[start of RECORDS FOR THIS TASK]

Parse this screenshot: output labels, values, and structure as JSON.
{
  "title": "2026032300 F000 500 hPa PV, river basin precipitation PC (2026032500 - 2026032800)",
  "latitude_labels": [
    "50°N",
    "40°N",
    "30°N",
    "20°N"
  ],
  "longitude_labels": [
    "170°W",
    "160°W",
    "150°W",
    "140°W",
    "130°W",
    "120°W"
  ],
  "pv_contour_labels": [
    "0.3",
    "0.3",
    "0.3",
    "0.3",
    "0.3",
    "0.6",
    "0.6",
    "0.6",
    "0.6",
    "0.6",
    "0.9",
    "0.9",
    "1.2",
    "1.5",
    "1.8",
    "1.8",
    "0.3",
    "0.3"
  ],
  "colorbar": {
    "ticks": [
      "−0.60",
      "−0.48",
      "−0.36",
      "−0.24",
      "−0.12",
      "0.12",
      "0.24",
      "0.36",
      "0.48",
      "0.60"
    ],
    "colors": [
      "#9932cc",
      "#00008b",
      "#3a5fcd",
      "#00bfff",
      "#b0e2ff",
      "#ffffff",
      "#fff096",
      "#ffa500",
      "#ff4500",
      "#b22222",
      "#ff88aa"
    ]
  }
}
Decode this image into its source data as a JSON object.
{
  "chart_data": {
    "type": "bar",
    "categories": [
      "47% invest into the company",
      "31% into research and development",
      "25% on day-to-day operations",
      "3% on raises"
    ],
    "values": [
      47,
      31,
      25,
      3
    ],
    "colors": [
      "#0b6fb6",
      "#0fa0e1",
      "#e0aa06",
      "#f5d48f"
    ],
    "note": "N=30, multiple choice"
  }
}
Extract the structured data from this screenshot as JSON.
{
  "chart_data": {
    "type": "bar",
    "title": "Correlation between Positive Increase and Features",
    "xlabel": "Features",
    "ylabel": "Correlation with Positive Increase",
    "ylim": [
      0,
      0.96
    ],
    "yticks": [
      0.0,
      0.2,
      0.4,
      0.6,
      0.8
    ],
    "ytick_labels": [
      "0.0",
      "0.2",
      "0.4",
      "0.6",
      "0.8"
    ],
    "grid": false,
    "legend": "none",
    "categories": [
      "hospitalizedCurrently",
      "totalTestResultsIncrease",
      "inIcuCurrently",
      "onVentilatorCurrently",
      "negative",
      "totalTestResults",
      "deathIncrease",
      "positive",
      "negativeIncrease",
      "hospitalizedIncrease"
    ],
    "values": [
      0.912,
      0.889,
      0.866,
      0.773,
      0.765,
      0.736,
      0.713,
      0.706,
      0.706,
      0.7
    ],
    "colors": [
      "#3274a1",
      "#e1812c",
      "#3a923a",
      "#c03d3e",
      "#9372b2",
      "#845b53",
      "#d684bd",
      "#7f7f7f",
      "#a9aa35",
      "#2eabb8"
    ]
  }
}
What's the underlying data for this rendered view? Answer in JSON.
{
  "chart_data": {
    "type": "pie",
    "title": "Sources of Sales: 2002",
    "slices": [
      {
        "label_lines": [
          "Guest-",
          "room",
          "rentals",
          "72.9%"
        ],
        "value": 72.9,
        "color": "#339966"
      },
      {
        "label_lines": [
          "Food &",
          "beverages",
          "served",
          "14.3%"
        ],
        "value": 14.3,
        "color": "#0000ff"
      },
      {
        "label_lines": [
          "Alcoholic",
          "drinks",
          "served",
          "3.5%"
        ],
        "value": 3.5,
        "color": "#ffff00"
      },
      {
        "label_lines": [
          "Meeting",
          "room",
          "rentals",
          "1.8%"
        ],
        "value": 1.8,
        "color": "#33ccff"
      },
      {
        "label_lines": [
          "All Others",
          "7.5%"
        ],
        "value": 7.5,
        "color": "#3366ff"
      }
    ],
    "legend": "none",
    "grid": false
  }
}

[end of RECORDS FOR THIS TASK]

* **THE EXERCISE**:
Reproduce the listing above word for word.

* **THE SOLUTION**:
Parse this screenshot: output labels, values, and structure as JSON.
{
  "title": "2026032300 F000 500 hPa PV, river basin precipitation PC (2026032500 - 2026032800)",
  "latitude_labels": [
    "50°N",
    "40°N",
    "30°N",
    "20°N"
  ],
  "longitude_labels": [
    "170°W",
    "160°W",
    "150°W",
    "140°W",
    "130°W",
    "120°W"
  ],
  "pv_contour_labels": [
    "0.3",
    "0.3",
    "0.3",
    "0.3",
    "0.3",
    "0.6",
    "0.6",
    "0.6",
    "0.6",
    "0.6",
    "0.9",
    "0.9",
    "1.2",
    "1.5",
    "1.8",
    "1.8",
    "0.3",
    "0.3"
  ],
  "colorbar": {
    "ticks": [
      "−0.60",
      "−0.48",
      "−0.36",
      "−0.24",
      "−0.12",
      "0.12",
      "0.24",
      "0.36",
      "0.48",
      "0.60"
    ],
    "colors": [
      "#9932cc",
      "#00008b",
      "#3a5fcd",
      "#00bfff",
      "#b0e2ff",
      "#ffffff",
      "#fff096",
      "#ffa500",
      "#ff4500",
      "#b22222",
      "#ff88aa"
    ]
  }
}
Decode this image into its source data as a JSON object.
{
  "chart_data": {
    "type": "bar",
    "categories": [
      "47% invest into the company",
      "31% into research and development",
      "25% on day-to-day operations",
      "3% on raises"
    ],
    "values": [
      47,
      31,
      25,
      3
    ],
    "colors": [
      "#0b6fb6",
      "#0fa0e1",
      "#e0aa06",
      "#f5d48f"
    ],
    "note": "N=30, multiple choice"
  }
}
Extract the structured data from this screenshot as JSON.
{
  "chart_data": {
    "type": "bar",
    "title": "Correlation between Positive Increase and Features",
    "xlabel": "Features",
    "ylabel": "Correlation with Positive Increase",
    "ylim": [
      0,
      0.96
    ],
    "yticks": [
      0.0,
      0.2,
      0.4,
      0.6,
      0.8
    ],
    "ytick_labels": [
      "0.0",
      "0.2",
      "0.4",
      "0.6",
      "0.8"
    ],
    "grid": false,
    "legend": "none",
    "categories": [
      "hospitalizedCurrently",
      "totalTestResultsIncrease",
      "inIcuCurrently",
      "onVentilatorCurrently",
      "negative",
      "totalTestResults",
      "deathIncrease",
      "positive",
      "negativeIncrease",
      "hospitalizedIncrease"
    ],
    "values": [
      0.912,
      0.889,
      0.866,
      0.773,
      0.765,
      0.736,
      0.713,
      0.706,
      0.706,
      0.7
    ],
    "colors": [
      "#3274a1",
      "#e1812c",
      "#3a923a",
      "#c03d3e",
      "#9372b2",
      "#845b53",
      "#d684bd",
      "#7f7f7f",
      "#a9aa35",
      "#2eabb8"
    ]
  }
}
What's the underlying data for this rendered view? Answer in JSON.
{
  "chart_data": {
    "type": "pie",
    "title": "Sources of Sales: 2002",
    "slices": [
      {
        "label_lines": [
          "Guest-",
          "room",
          "rentals",
          "72.9%"
        ],
        "value": 72.9,
        "color": "#339966"
      },
      {
        "label_lines": [
          "Food &",
          "beverages",
          "served",
          "14.3%"
        ],
        "value": 14.3,
        "color": "#0000ff"
      },
      {
        "label_lines": [
          "Alcoholic",
          "drinks",
          "served",
          "3.5%"
        ],
        "value": 3.5,
        "color": "#ffff00"
      },
      {
        "label_lines": [
          "Meeting",
          "room",
          "rentals",
          "1.8%"
        ],
        "value": 1.8,
        "color": "#33ccff"
      },
      {
        "label_lines": [
          "All Others",
          "7.5%"
        ],
        "value": 7.5,
        "color": "#3366ff"
      }
    ],
    "legend": "none",
    "grid": false
  }
}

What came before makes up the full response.